━━━━━ Material provided ━━━━━

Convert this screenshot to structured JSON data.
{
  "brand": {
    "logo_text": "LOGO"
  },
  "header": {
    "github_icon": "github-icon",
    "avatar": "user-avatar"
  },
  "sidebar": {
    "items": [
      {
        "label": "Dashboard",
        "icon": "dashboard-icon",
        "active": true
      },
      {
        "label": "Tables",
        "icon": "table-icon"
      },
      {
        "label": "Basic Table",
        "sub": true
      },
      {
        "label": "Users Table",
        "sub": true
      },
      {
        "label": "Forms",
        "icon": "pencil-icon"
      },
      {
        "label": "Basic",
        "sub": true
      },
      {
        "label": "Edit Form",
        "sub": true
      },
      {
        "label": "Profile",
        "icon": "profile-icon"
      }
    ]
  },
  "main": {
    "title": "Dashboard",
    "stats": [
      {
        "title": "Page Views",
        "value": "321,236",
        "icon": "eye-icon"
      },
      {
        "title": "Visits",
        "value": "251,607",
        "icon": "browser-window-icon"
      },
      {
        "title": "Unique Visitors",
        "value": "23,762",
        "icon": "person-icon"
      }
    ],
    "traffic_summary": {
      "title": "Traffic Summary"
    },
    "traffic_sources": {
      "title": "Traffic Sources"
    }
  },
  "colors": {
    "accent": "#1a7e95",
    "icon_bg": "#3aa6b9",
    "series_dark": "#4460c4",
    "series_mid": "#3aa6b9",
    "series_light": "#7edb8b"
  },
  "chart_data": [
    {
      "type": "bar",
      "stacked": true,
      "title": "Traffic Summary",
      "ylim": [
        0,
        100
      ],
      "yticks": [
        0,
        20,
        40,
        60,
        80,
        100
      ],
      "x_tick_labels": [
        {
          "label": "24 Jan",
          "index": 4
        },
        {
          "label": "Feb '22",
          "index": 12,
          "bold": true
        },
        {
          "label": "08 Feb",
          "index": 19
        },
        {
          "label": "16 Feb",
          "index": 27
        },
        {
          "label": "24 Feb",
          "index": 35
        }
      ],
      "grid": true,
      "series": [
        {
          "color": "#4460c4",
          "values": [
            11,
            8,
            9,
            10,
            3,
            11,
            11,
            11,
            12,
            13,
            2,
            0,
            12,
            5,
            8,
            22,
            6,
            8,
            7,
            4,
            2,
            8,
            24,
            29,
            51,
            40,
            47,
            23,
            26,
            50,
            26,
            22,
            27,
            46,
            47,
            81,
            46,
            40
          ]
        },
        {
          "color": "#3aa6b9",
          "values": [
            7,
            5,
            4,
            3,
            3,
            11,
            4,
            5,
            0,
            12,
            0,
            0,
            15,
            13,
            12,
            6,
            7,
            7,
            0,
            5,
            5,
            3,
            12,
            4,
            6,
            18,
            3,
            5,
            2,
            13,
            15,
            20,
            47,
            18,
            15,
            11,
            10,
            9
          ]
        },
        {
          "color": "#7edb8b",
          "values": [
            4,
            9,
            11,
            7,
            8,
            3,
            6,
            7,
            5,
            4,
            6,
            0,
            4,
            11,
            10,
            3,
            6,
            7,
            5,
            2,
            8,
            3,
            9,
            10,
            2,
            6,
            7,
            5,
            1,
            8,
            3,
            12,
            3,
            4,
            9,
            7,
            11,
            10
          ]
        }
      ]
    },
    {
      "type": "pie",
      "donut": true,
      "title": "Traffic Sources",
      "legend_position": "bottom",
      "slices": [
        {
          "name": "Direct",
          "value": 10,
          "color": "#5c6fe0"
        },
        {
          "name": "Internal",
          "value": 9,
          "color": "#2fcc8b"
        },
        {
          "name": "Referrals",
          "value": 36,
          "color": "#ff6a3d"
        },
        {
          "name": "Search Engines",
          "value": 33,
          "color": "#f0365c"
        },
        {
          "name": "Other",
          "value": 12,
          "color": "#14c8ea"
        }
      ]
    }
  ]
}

━━━━━

→ What to do
Copy every line exactly. Leave nothing out.

→ Response to this task
Convert this screenshot to structured JSON data.
{
  "brand": {
    "logo_text": "LOGO"
  },
  "header": {
    "github_icon": "github-icon",
    "avatar": "user-avatar"
  },
  "sidebar": {
    "items": [
      {
        "label": "Dashboard",
        "icon": "dashboard-icon",
        "active": true
      },
      {
        "label": "Tables",
        "icon": "table-icon"
      },
      {
        "label": "Basic Table",
        "sub": true
      },
      {
        "label": "Users Table",
        "sub": true
      },
      {
        "label": "Forms",
        "icon": "pencil-icon"
      },
      {
        "label": "Basic",
        "sub": true
      },
      {
        "label": "Edit Form",
        "sub": true
      },
      {
        "label": "Profile",
        "icon": "profile-icon"
      }
    ]
  },
  "main": {
    "title": "Dashboard",
    "stats": [
      {
        "title": "Page Views",
        "value": "321,236",
        "icon": "eye-icon"
      },
      {
        "title": "Visits",
        "value": "251,607",
        "icon": "browser-window-icon"
      },
      {
        "title": "Unique Visitors",
        "value": "23,762",
        "icon": "person-icon"
      }
    ],
    "traffic_summary": {
      "title": "Traffic Summary"
    },
    "traffic_sources": {
      "title": "Traffic Sources"
    }
  },
  "colors": {
    "accent": "#1a7e95",
    "icon_bg": "#3aa6b9",
    "series_dark": "#4460c4",
    "series_mid": "#3aa6b9",
    "series_light": "#7edb8b"
  },
  "chart_data": [
    {
      "type": "bar",
      "stacked": true,
      "title": "Traffic Summary",
      "ylim": [
        0,
        100
      ],
      "yticks": [
        0,
        20,
        40,
        60,
        80,
        100
      ],
      "x_tick_labels": [
        {
          "label": "24 Jan",
          "index": 4
        },
        {
          "label": "Feb '22",
          "index": 12,
          "bold": true
        },
        {
          "label": "08 Feb",
          "index": 19
        },
        {
          "label": "16 Feb",
          "index": 27
        },
        {
          "label": "24 Feb",
          "index": 35
        }
      ],
      "grid": true,
      "series": [
        {
          "color": "#4460c4",
          "values": [
            11,
            8,
            9,
            10,
            3,
            11,
            11,
            11,
            12,
            13,
            2,
            0,
            12,
            5,
            8,
            22,
            6,
            8,
            7,
            4,
            2,
            8,
            24,
            29,
            51,
            40,
            47,
            23,
            26,
            50,
            26,
            22,
            27,
            46,
            47,
            81,
            46,
            40
          ]
        },
        {
          "color": "#3aa6b9",
          "values": [
            7,
            5,
            4,
            3,
            3,
            11,
            4,
            5,
            0,
            12,
            0,
            0,
            15,
            13,
            12,
            6,
            7,
            7,
            0,
            5,
            5,
            3,
            12,
            4,
            6,
            18,
            3,
            5,
            2,
            13,
            15,
            20,
            47,
            18,
            15,
            11,
            10,
            9
          ]
        },
        {
          "color": "#7edb8b",
          "values": [
            4,
            9,
            11,
            7,
            8,
            3,
            6,
            7,
            5,
            4,
            6,
            0,
            4,
            11,
            10,
            3,
            6,
            7,
            5,
            2,
            8,
            3,
            9,
            10,
            2,
            6,
            7,
            5,
            1,
            8,
            3,
            12,
            3,
            4,
            9,
            7,
            11,
            10
          ]
        }
      ]
    },
    {
      "type": "pie",
      "donut": true,
      "title": "Traffic Sources",
      "legend_position": "bottom",
      "slices": [
        {
          "name": "Direct",
          "value": 10,
          "color": "#5c6fe0"
        },
        {
          "name": "Internal",
          "value": 9,
          "color": "#2fcc8b"
        },
        {
          "name": "Referrals",
          "value": 36,
          "color": "#ff6a3d"
        },
        {
          "name": "Search Engines",
          "value": 33,
          "color": "#f0365c"
        },
        {
          "name": "Other",
          "value": 12,
          "color": "#14c8ea"
        }
      ]
    }
  ]
}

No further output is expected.